══ DATASET RECORDS ══

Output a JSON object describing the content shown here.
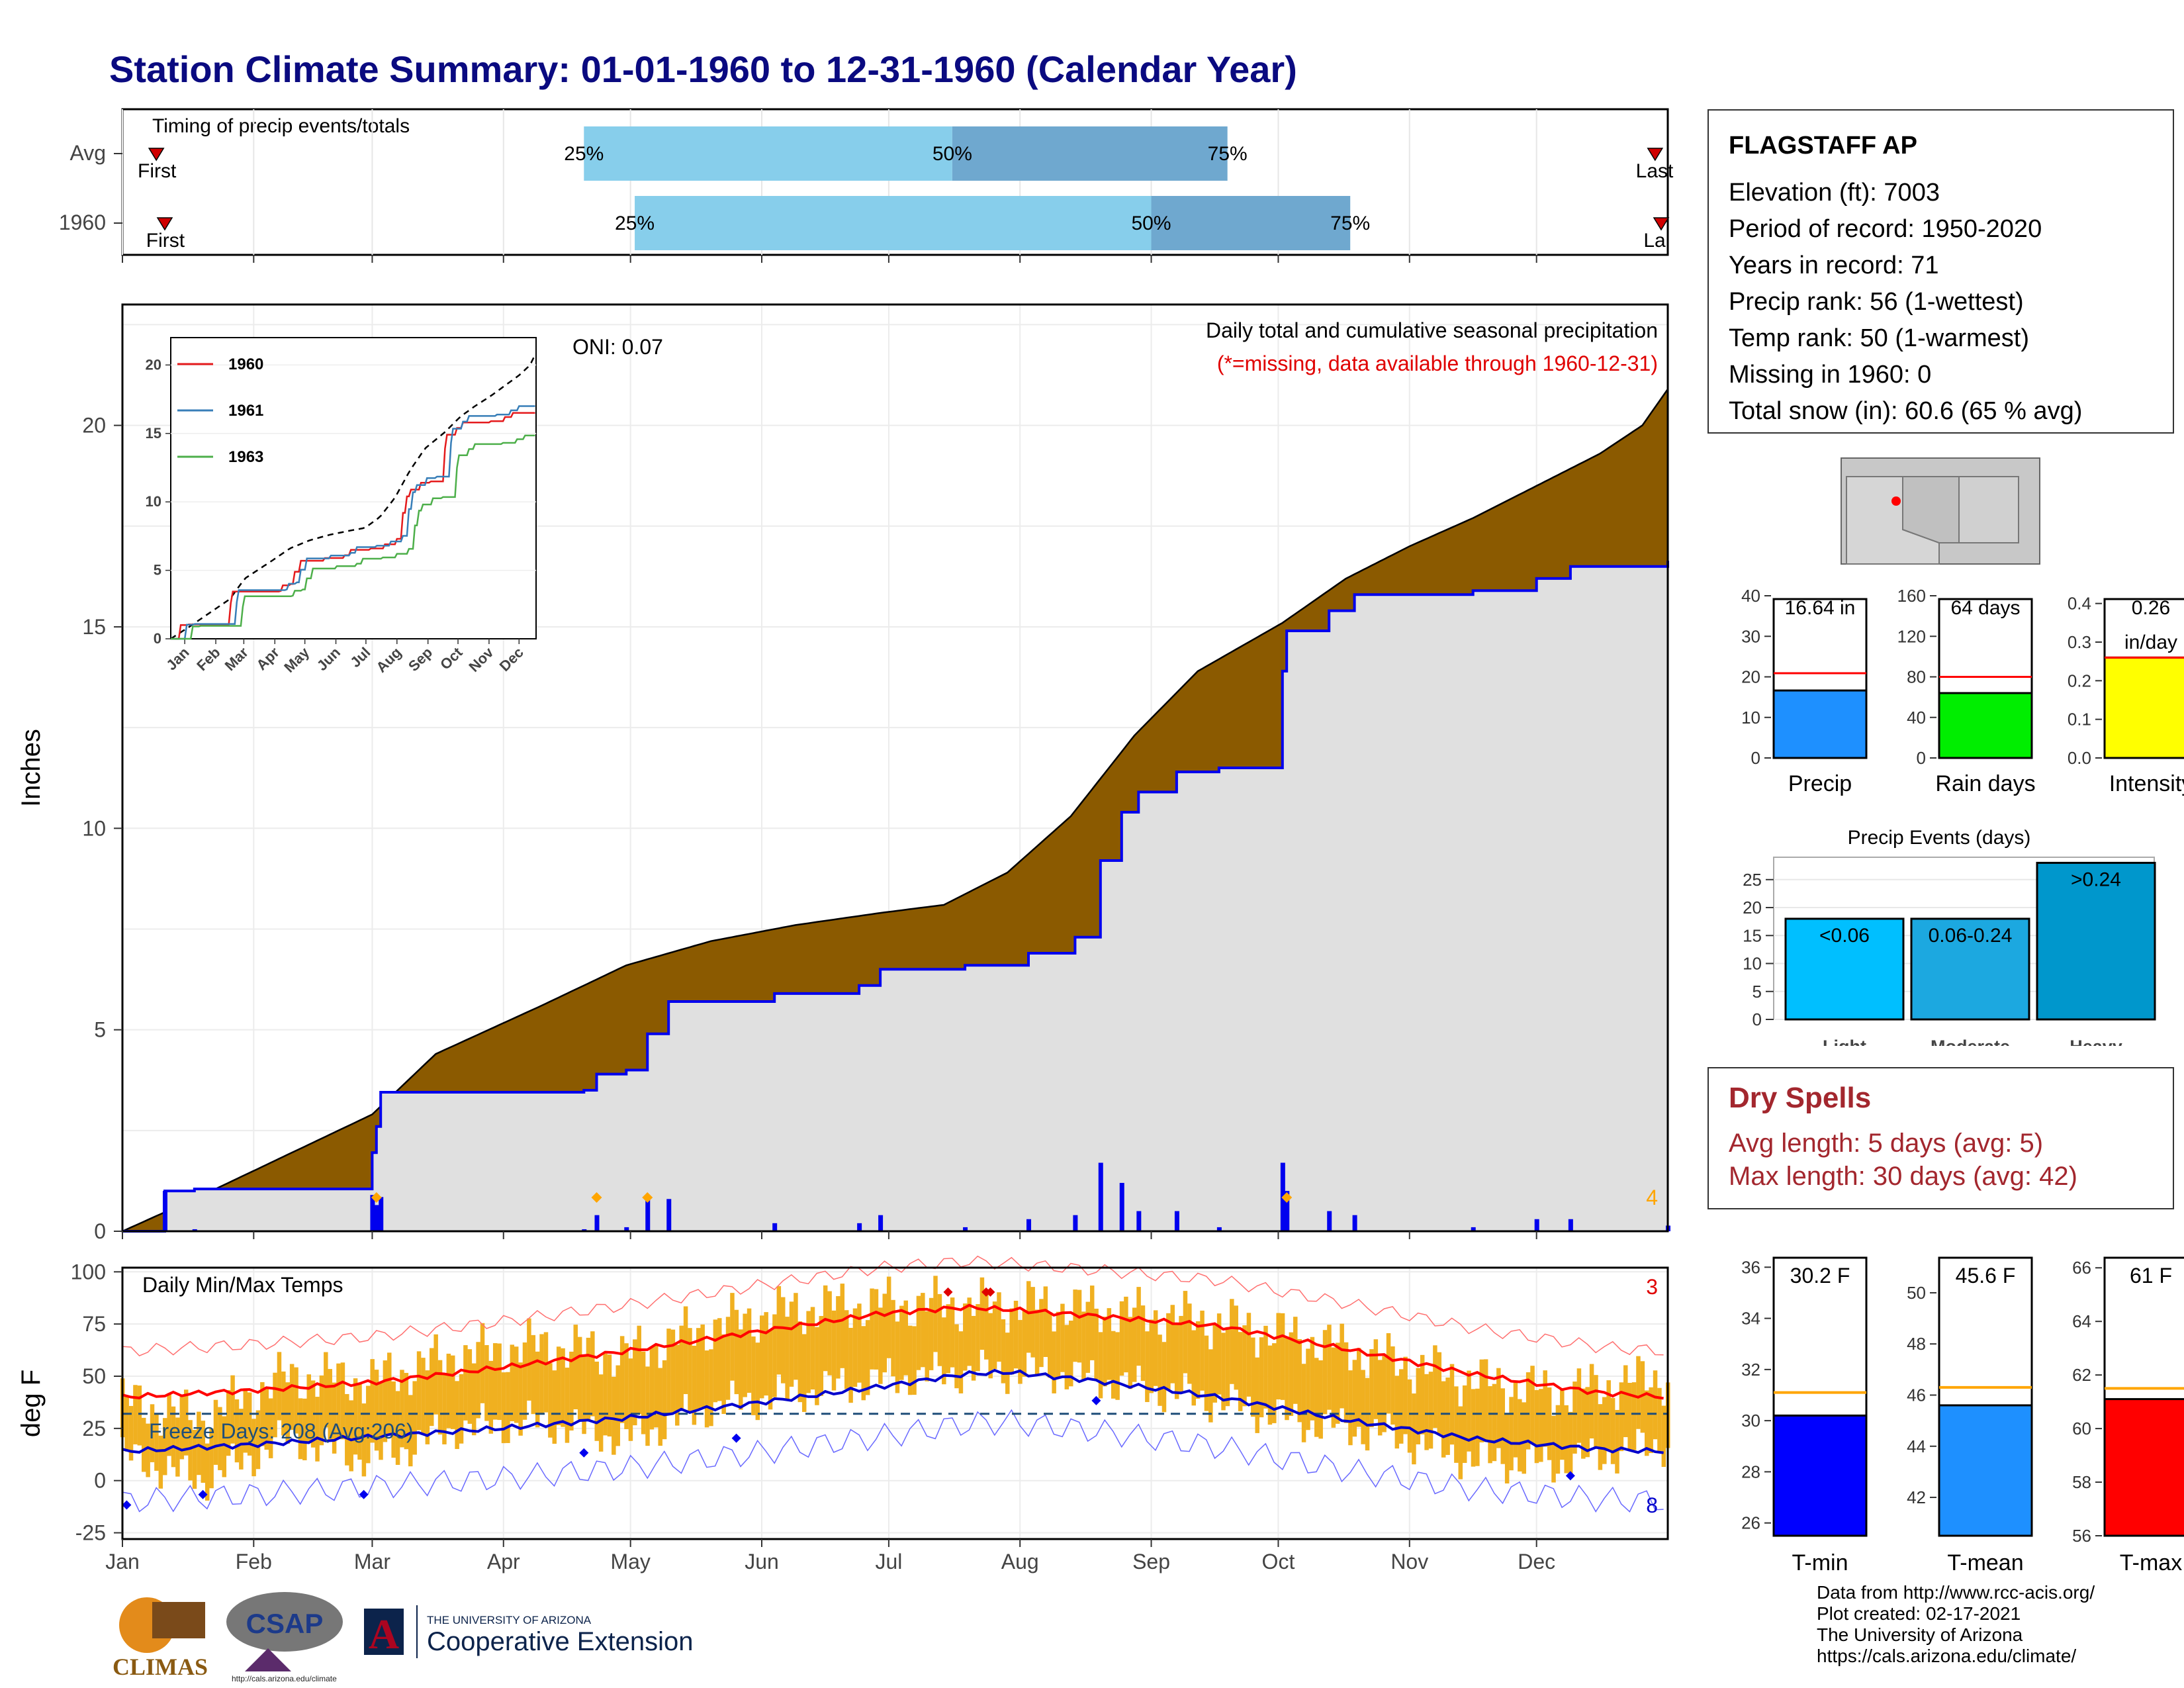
{
  "title": "Station Climate Summary: 01-01-1960 to 12-31-1960 (Calendar Year)",
  "timing_panel": {
    "title": "Timing of precip events/totals",
    "rows": [
      {
        "label": "Avg",
        "first_label": "First",
        "last_label": "Last",
        "first_day": 9,
        "last_day": 363,
        "p25_label": "25%",
        "p50_label": "50%",
        "p75_label": "75%",
        "p25_day": 110,
        "p50_day": 197,
        "p75_day": 262
      },
      {
        "label": "1960",
        "first_label": "First",
        "last_label": "La",
        "first_day": 11,
        "last_day": 366,
        "p25_label": "25%",
        "p50_label": "50%",
        "p75_label": "75%",
        "p25_day": 122,
        "p50_day": 244,
        "p75_day": 291
      }
    ],
    "colors": {
      "early": "#87ceeb",
      "late": "#6fa8cf",
      "marker": "#d00000"
    }
  },
  "precip_panel": {
    "ylabel": "Inches",
    "yticks": [
      "0",
      "5",
      "10",
      "15",
      "20"
    ],
    "oni": "ONI: 0.07",
    "note1": "Daily total and cumulative seasonal precipitation",
    "note2": "(*=missing, data available through 1960-12-31)",
    "corner_count": "4",
    "colors": {
      "cum_avg_fill": "#8b5a00",
      "cum_year_fill": "#e0e0e0",
      "line": "#0000ee",
      "daily_bar": "#0000ee",
      "snow": "#87ceeb",
      "extreme": "#ffa500"
    }
  },
  "inset": {
    "yticks": [
      "0",
      "5",
      "10",
      "15",
      "20"
    ],
    "xticks": [
      "Jan",
      "Feb",
      "Mar",
      "Apr",
      "May",
      "Jun",
      "Jul",
      "Aug",
      "Sep",
      "Oct",
      "Nov",
      "Dec"
    ],
    "legend": [
      {
        "name": "1960",
        "color": "#e41a1c"
      },
      {
        "name": "1961",
        "color": "#377eb8"
      },
      {
        "name": "1963",
        "color": "#4daf4a"
      }
    ]
  },
  "temp_panel": {
    "ylabel": "deg F",
    "title": "Daily Min/Max Temps",
    "yticks": [
      "100",
      "75",
      "50",
      "25",
      "0",
      "-25"
    ],
    "freeze": "Freeze Days: 208 (Avg:206)",
    "count_top": "3",
    "count_bottom": "8",
    "colors": {
      "bars": "#f0b020",
      "avg_max": "#ff0000",
      "avg_min": "#0000cc",
      "rec": "#ff7070",
      "rec_min": "#6a6aff",
      "freeze_line": "#1f4e79"
    }
  },
  "months": [
    "Jan",
    "Feb",
    "Mar",
    "Apr",
    "May",
    "Jun",
    "Jul",
    "Aug",
    "Sep",
    "Oct",
    "Nov",
    "Dec"
  ],
  "station": {
    "name": "FLAGSTAFF AP",
    "lines": [
      "Elevation (ft): 7003",
      "Period of record: 1950-2020",
      "Years in record: 71",
      "Precip rank: 56 (1-wettest)",
      "Temp rank: 50 (1-warmest)",
      "Missing in 1960: 0",
      "Total snow (in): 60.6 (65 % avg)"
    ]
  },
  "stats": {
    "precip": {
      "label": "Precip",
      "value_label": "16.64 in",
      "value": 16.64,
      "avg": 20.9,
      "max": 40,
      "ticks": [
        "0",
        "10",
        "20",
        "30",
        "40"
      ],
      "color": "#1e90ff"
    },
    "rain_days": {
      "label": "Rain days",
      "value_label": "64 days",
      "value": 64,
      "avg": 80,
      "max": 160,
      "ticks": [
        "0",
        "40",
        "80",
        "120",
        "160"
      ],
      "color": "#00ee00"
    },
    "intensity": {
      "label": "Intensity",
      "value_label": "0.26",
      "value_label2": "in/day",
      "value": 0.26,
      "avg": 0.26,
      "max": 0.42,
      "ticks": [
        "0.0",
        "0.1",
        "0.2",
        "0.3",
        "0.4"
      ],
      "color": "#ffff00"
    }
  },
  "events": {
    "title": "Precip Events (days)",
    "ticks": [
      "0",
      "5",
      "10",
      "15",
      "20",
      "25"
    ],
    "bars": [
      {
        "category": "Light",
        "bar_label": "<0.06",
        "value": 18,
        "color": "#00bfff"
      },
      {
        "category": "Moderate",
        "bar_label": "0.06-0.24",
        "value": 18,
        "color": "#1ca8e0"
      },
      {
        "category": "Heavy",
        "bar_label": ">0.24",
        "value": 28,
        "color": "#0097cc"
      }
    ]
  },
  "dry_spells": {
    "title": "Dry Spells",
    "avg": "Avg length: 5 days (avg: 5)",
    "max": "Max length: 30 days (avg: 42)"
  },
  "temp_stats": [
    {
      "label": "T-min",
      "value_label": "30.2 F",
      "value": 30.2,
      "avg": 31.1,
      "min": 25.5,
      "max": 36.5,
      "ticks": [
        "26",
        "28",
        "30",
        "32",
        "34",
        "36"
      ],
      "color": "#0000ff"
    },
    {
      "label": "T-mean",
      "value_label": "45.6 F",
      "value": 45.6,
      "avg": 46.3,
      "min": 40.5,
      "max": 51.5,
      "ticks": [
        "42",
        "44",
        "46",
        "48",
        "50"
      ],
      "color": "#1e90ff"
    },
    {
      "label": "T-max",
      "value_label": "61 F",
      "value": 61.1,
      "avg": 61.5,
      "min": 56,
      "max": 66.5,
      "ticks": [
        "56",
        "58",
        "60",
        "62",
        "64",
        "66"
      ],
      "color": "#ff0000"
    }
  ],
  "credits": [
    "Data from http://www.rcc-acis.org/",
    "Plot created: 02-17-2021",
    "The University of Arizona",
    "https://cals.arizona.edu/climate/"
  ],
  "logos": {
    "climas": "CLIMAS",
    "csap": "CSAP",
    "csap_url": "http://cals.arizona.edu/climate",
    "ua_top": "THE UNIVERSITY OF ARIZONA",
    "ua_main": "Cooperative Extension",
    "ua_letter": "A"
  },
  "chart_data": [
    {
      "type": "area",
      "title": "Daily total and cumulative seasonal precipitation",
      "ylabel": "Inches",
      "ylim": [
        0,
        23
      ],
      "x_unit": "day of year",
      "series": [
        {
          "name": "avg_cumulative",
          "x": [
            1,
            20,
            40,
            60,
            75,
            100,
            120,
            140,
            160,
            180,
            195,
            210,
            225,
            240,
            255,
            275,
            290,
            305,
            320,
            335,
            350,
            360,
            366
          ],
          "values": [
            0,
            0.9,
            1.9,
            2.9,
            4.4,
            5.6,
            6.6,
            7.2,
            7.6,
            7.9,
            8.1,
            8.9,
            10.3,
            12.3,
            13.9,
            15.1,
            16.2,
            17.0,
            17.7,
            18.5,
            19.3,
            20.0,
            20.9
          ]
        },
        {
          "name": "1960_cumulative",
          "x": [
            1,
            11,
            18,
            33,
            60,
            61,
            62,
            110,
            113,
            120,
            125,
            130,
            140,
            155,
            175,
            180,
            200,
            215,
            226,
            232,
            237,
            241,
            250,
            260,
            270,
            275,
            276,
            286,
            292,
            320,
            335,
            343,
            366
          ],
          "values": [
            0,
            1.0,
            1.05,
            1.05,
            1.95,
            2.6,
            3.45,
            3.5,
            3.9,
            4.0,
            4.9,
            5.7,
            5.7,
            5.9,
            6.1,
            6.5,
            6.6,
            6.9,
            7.3,
            9.2,
            10.4,
            10.9,
            11.4,
            11.5,
            11.5,
            13.9,
            14.9,
            15.4,
            15.8,
            15.9,
            16.2,
            16.5,
            16.64
          ]
        }
      ]
    },
    {
      "type": "line",
      "title": "Daily Min/Max Temps",
      "ylabel": "deg F",
      "ylim": [
        -28,
        102
      ],
      "x_unit": "day of year",
      "series": [
        {
          "name": "avg_max",
          "x": [
            1,
            30,
            60,
            90,
            120,
            150,
            180,
            200,
            210,
            230,
            260,
            290,
            320,
            350,
            366
          ],
          "values": [
            40,
            43,
            47,
            54,
            62,
            71,
            80,
            83,
            82,
            79,
            74,
            63,
            51,
            42,
            40
          ]
        },
        {
          "name": "avg_min",
          "x": [
            1,
            30,
            60,
            90,
            120,
            150,
            180,
            200,
            210,
            230,
            260,
            290,
            320,
            350,
            366
          ],
          "values": [
            14,
            17,
            21,
            25,
            30,
            37,
            45,
            51,
            52,
            48,
            40,
            29,
            20,
            15,
            14
          ]
        },
        {
          "name": "1960_max",
          "x": [
            1,
            20,
            40,
            60,
            80,
            100,
            120,
            140,
            160,
            180,
            200,
            220,
            240,
            260,
            280,
            300,
            320,
            340,
            366
          ],
          "values": [
            38,
            30,
            50,
            48,
            60,
            65,
            60,
            74,
            82,
            85,
            84,
            84,
            80,
            76,
            68,
            58,
            48,
            42,
            50
          ]
        },
        {
          "name": "1960_min",
          "x": [
            1,
            20,
            40,
            60,
            80,
            100,
            120,
            140,
            160,
            180,
            200,
            220,
            240,
            260,
            280,
            300,
            320,
            340,
            366
          ],
          "values": [
            12,
            0,
            20,
            10,
            25,
            28,
            20,
            35,
            42,
            48,
            52,
            52,
            45,
            38,
            28,
            22,
            10,
            8,
            18
          ]
        },
        {
          "name": "freeze",
          "x": [
            1,
            366
          ],
          "values": [
            32,
            32
          ]
        }
      ]
    },
    {
      "type": "bar",
      "title": "Precip Events (days)",
      "categories": [
        "Light",
        "Moderate",
        "Heavy"
      ],
      "values": [
        18,
        18,
        28
      ],
      "ylim": [
        0,
        29
      ]
    },
    {
      "type": "bar",
      "categories": [
        "Precip"
      ],
      "values": [
        16.64
      ],
      "ylim": [
        0,
        40
      ]
    },
    {
      "type": "bar",
      "categories": [
        "Rain days"
      ],
      "values": [
        64
      ],
      "ylim": [
        0,
        160
      ]
    },
    {
      "type": "bar",
      "categories": [
        "Intensity"
      ],
      "values": [
        0.26
      ],
      "ylim": [
        0,
        0.42
      ]
    },
    {
      "type": "bar",
      "categories": [
        "T-min"
      ],
      "values": [
        30.2
      ]
    },
    {
      "type": "bar",
      "categories": [
        "T-mean"
      ],
      "values": [
        45.6
      ]
    },
    {
      "type": "bar",
      "categories": [
        "T-max"
      ],
      "values": [
        61.1
      ]
    }
  ]
}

═══

## WRITTEN INSTRUCTION
Scan the material above. Copy each line where "precipitation" occurs.

## TASK SOLUTION
    "note1": "Daily total and cumulative seasonal precipitation",
      "title": "Daily total and cumulative seasonal precipitation",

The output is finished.